• [Objectif 1]:
Dans la liste, recopiez à l'identique les lignes qui vont de celle contenant "accent-bar-icon (760, 120, 774, 176)" jusqu'à celle contenant "slide-1-body: ALLPPT.com _", ces deux lignes comprises.

• [Texte à lire]:
'''

La musique dodécaphoniqueNous avions regardé d’un regard un peu général la musique atonale dans le précédent article. Cette semaine je vous propose de rentrer dans le vif du sujet en s’attachant à la technique dodécaphonique. Incontournable révolution dans le XXeme siècle, la technique de composition dite dodécaphonique a été imaginée par Schoenberg. Et oui, encore lui, et ce n’est que justifié : nous avons vu qu’il cherchait à s’éloigner le plus possible de la tonalité. Et quelle est une des caractéristiques fondamentales de la tonalité? La hiérarchisation des sons, c’est-à-dire que certaines notes de la gamme ont plus d’importance que d’autres, qu’elles ont ce qu’on appelle une « fonction », qu’elles sont donc polarisantes pour nos oreilles.

Revenons à la technique dodécaphonique et faisons le lien avec l’information précédente. On peut facilement comprendre le mot dodécaphonique, inventé par René Leibowitz, « importateur » de ces techniques en France et dont je reparlerai plus longuement plus tard puisque très lié à Pierre Boulez. Dodéca, douze et phonique, son: Douze sons. En allemand comme en anglais on préfère d’ailleurs dire la « technique des douze sons » (twelve-tone technique et Zwölftontechnik). Pourquoi douze? Douze est le nombre de notes qui compose la gamme chromatique. Grossièrement, la technique dodécaphonique est une technique de composition qui utilise une série de douze sons distincts ne pouvant être répétés avant d’avoir été joués tous les douze. Je ne m’attarderai pas sur la technique elle-même, nous aurons l’occasion de parler de forme rétrograde, miroir ou miroir du rétrograde plus tard.

'''

Entrées tirées d'une collection:
'''

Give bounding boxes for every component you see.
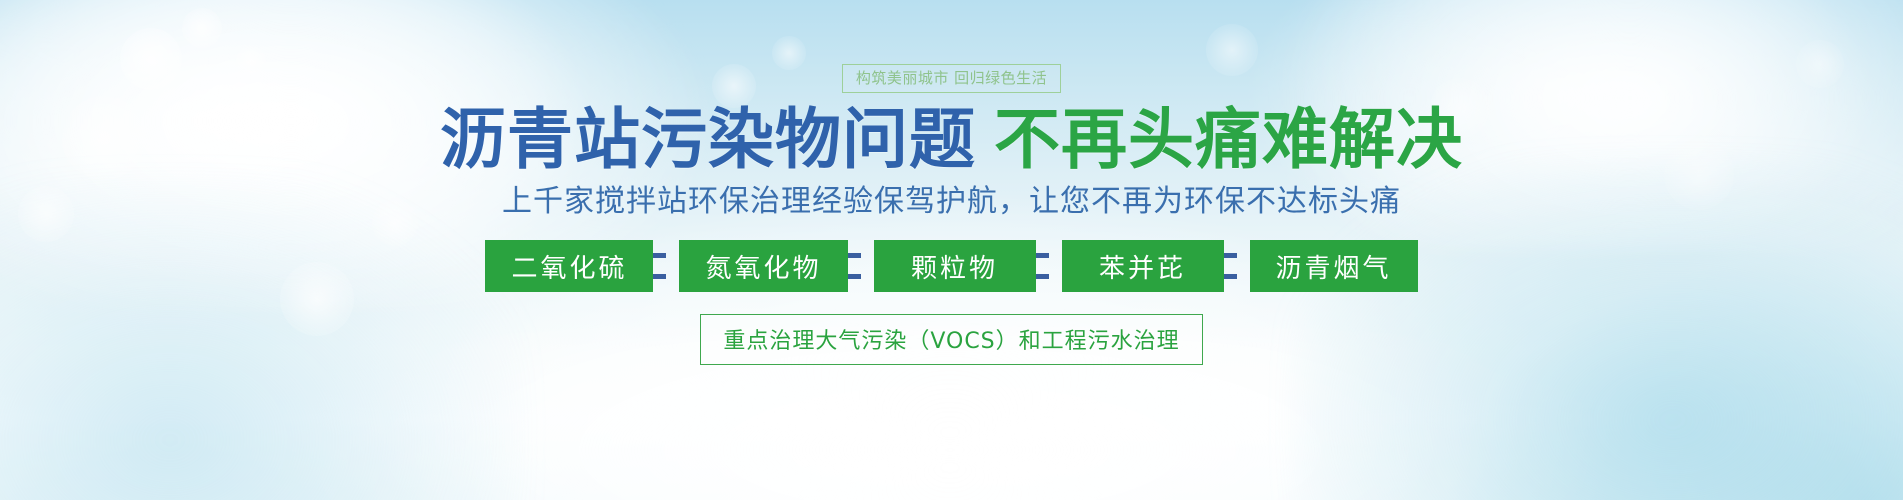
pollutant-tag-label: 苯并芘 [1099,248,1186,285]
pollutant-tag-list: 二氧化硫 氮氧化物 颗粒物 苯并芘 沥青烟气 [485,240,1417,292]
hero-banner: 构筑美丽城市 回归绿色生活 沥青站污染物问题不再头痛难解决 上千家搅拌站环保治理… [0,0,1903,500]
headline-primary-text: 沥青站污染物问题 [440,101,976,178]
pollutant-tag-label: 沥青烟气 [1276,248,1392,285]
tagline-badge: 构筑美丽城市 回归绿色生活 [842,64,1061,93]
pollutant-tag-label: 二氧化硫 [511,248,627,285]
pollutant-tag[interactable]: 苯并芘 [1062,240,1224,292]
pollutant-tag[interactable]: 颗粒物 [874,240,1036,292]
subtitle-text: 上千家搅拌站环保治理经验保驾护航，让您不再为环保不达标头痛 [502,184,1401,220]
page-title: 沥青站污染物问题不再头痛难解决 [440,107,1463,173]
footer-note-badge: 重点治理大气污染（VOCS）和工程污水治理 [700,314,1202,365]
pollutant-tag[interactable]: 氮氧化物 [679,240,847,292]
banner-content: 构筑美丽城市 回归绿色生活 沥青站污染物问题不再头痛难解决 上千家搅拌站环保治理… [0,0,1903,500]
pollutant-tag[interactable]: 二氧化硫 [485,240,653,292]
headline-accent-text: 不再头痛难解决 [994,101,1463,178]
pollutant-tag-label: 颗粒物 [911,248,998,285]
pollutant-tag-label: 氮氧化物 [705,248,821,285]
pollutant-tag[interactable]: 沥青烟气 [1250,240,1418,292]
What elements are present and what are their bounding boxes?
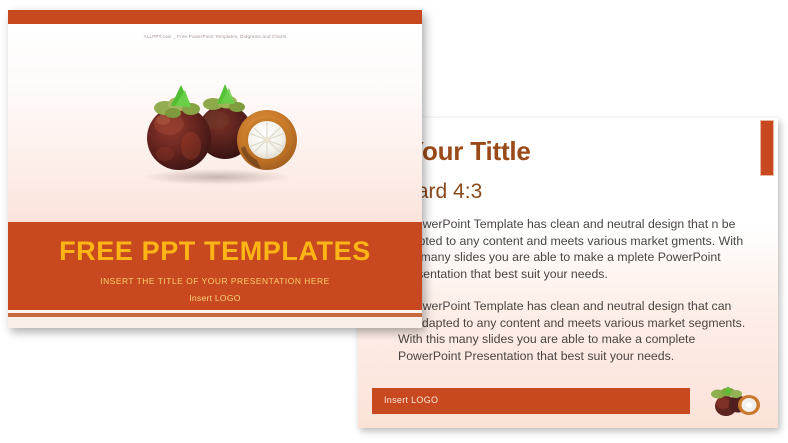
accent-bar-icon (760, 120, 774, 176)
slide-1-logo-label: Insert LOGO (8, 293, 422, 303)
slide-1-credit-line: ALLPPT.com _ Free PowerPoint Templates, … (8, 34, 422, 39)
slide-1-footer (8, 317, 422, 328)
mangosteen-photo (117, 76, 313, 188)
mangosteen-thumbnail-icon (704, 382, 764, 418)
slide-1-subheading: INSERT THE TITLE OF YOUR PRESENTATION HE… (8, 276, 422, 286)
preview-canvas: er Your Tittle tandard 4:3 s PowerPoint … (0, 0, 788, 443)
slide-1-body: ALLPPT.com _ Free PowerPoint Templates, … (8, 24, 422, 222)
slide-1-heading: FREE PPT TEMPLATES (8, 236, 422, 267)
slide-2-logo-bar: Insert LOGO (372, 388, 690, 414)
slide-1[interactable]: ALLPPT.com _ Free PowerPoint Templates, … (8, 10, 422, 328)
slide-2-paragraph-1: s PowerPoint Template has clean and neut… (398, 216, 748, 282)
slide-2-logo-label: Insert LOGO (384, 395, 438, 405)
slide-2-paragraph-2: s PowerPoint Template has clean and neut… (398, 298, 748, 364)
slide-1-top-bar (8, 10, 422, 24)
slide-1-title-band: FREE PPT TEMPLATES INSERT THE TITLE OF Y… (8, 222, 422, 310)
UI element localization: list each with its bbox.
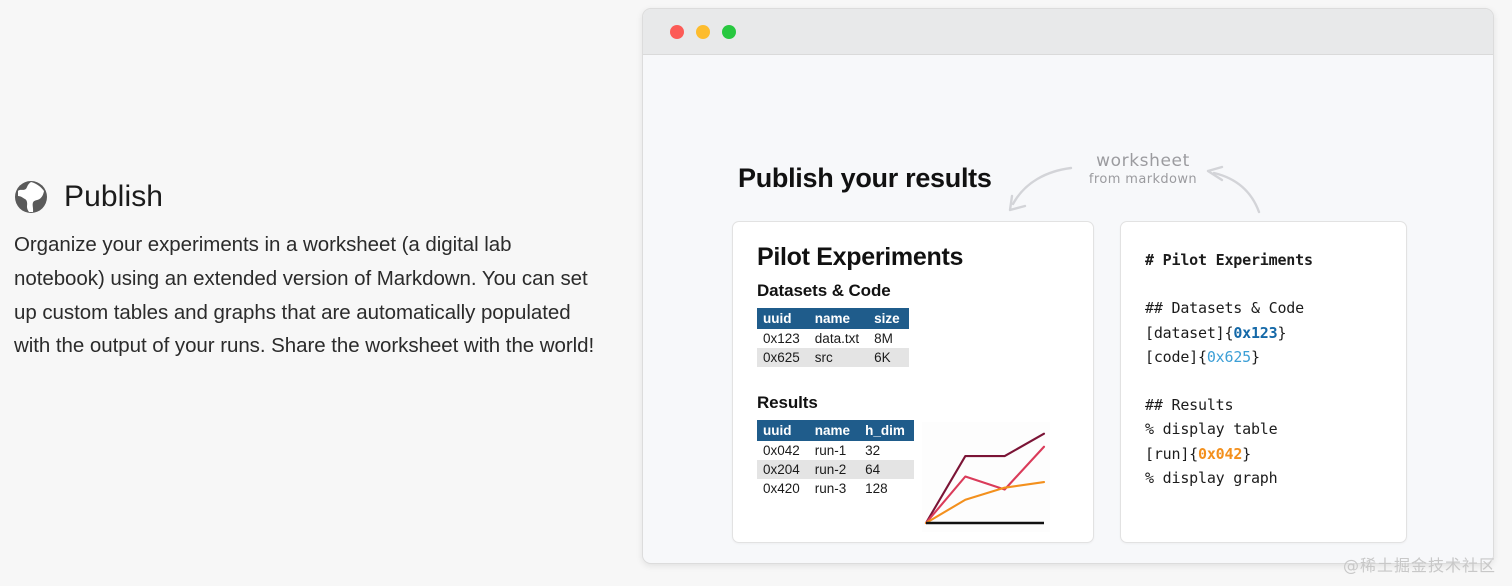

'''

• [Objectif 2]:
Transcrivez intégralement, sans rien y changer, le texte sur la musique dodécaphonique.

• [Réponse de l'exercice 1]:
accent-bar-icon (760, 120, 774, 176)
slide-1-logo-label: Insert LOGO (8, 293, 422, 303)
slide-1-credit-line: ALLPPT.com _ Free PowerPoint Templates, … (8, 34, 422, 39)
slide-1-footer (8, 317, 422, 328)
mangosteen-photo (117, 76, 313, 188)
mangosteen-thumbnail-icon (704, 382, 764, 418)
slide-1-subheading: INSERT THE TITLE OF YOUR PRESENTATION HE… (8, 276, 422, 286)
preview-canvas: er Your Tittle tandard 4:3 s PowerPoint … (0, 0, 788, 443)
slide-1-body: ALLPPT.com _ Free PowerPoint Templates, … (8, 24, 422, 222)

• [Réponse de l'exercice 2]:
La musique dodécaphoniqueNous avions regardé d’un regard un peu général la musique atonale dans le précédent article. Cette semaine je vous propose de rentrer dans le vif du sujet en s’attachant à la technique dodécaphonique. Incontournable révolution dans le XXeme siècle, la technique de composition dite dodécaphonique a été imaginée par Schoenberg. Et oui, encore lui, et ce n’est que justifié : nous avons vu qu’il cherchait à s’éloigner le plus possible de la tonalité. Et quelle est une des caractéristiques fondamentales de la tonalité? La hiérarchisation des sons, c’est-à-dire que certaines notes de la gamme ont plus d’importance que d’autres, qu’elles ont ce qu’on appelle une « fonction », qu’elles sont donc polarisantes pour nos oreilles.

Revenons à la technique dodécaphonique et faisons le lien avec l’information précédente. On peut facilement comprendre le mot dodécaphonique, inventé par René Leibowitz, « importateur » de ces techniques en France et dont je reparlerai plus longuement plus tard puisque très lié à Pierre Boulez. Dodéca, douze et phonique, son: Douze sons. En allemand comme en anglais on préfère d’ailleurs dire la « technique des douze sons » (twelve-tone technique et Zwölftontechnik). Pourquoi douze? Douze est le nombre de notes qui compose la gamme chromatique. Grossièrement, la technique dodécaphonique est une technique de composition qui utilise une série de douze sons distincts ne pouvant être répétés avant d’avoir été joués tous les douze. Je ne m’attarderai pas sur la technique elle-même, nous aurons l’occasion de parler de forme rétrograde, miroir ou miroir du rétrograde plus tard.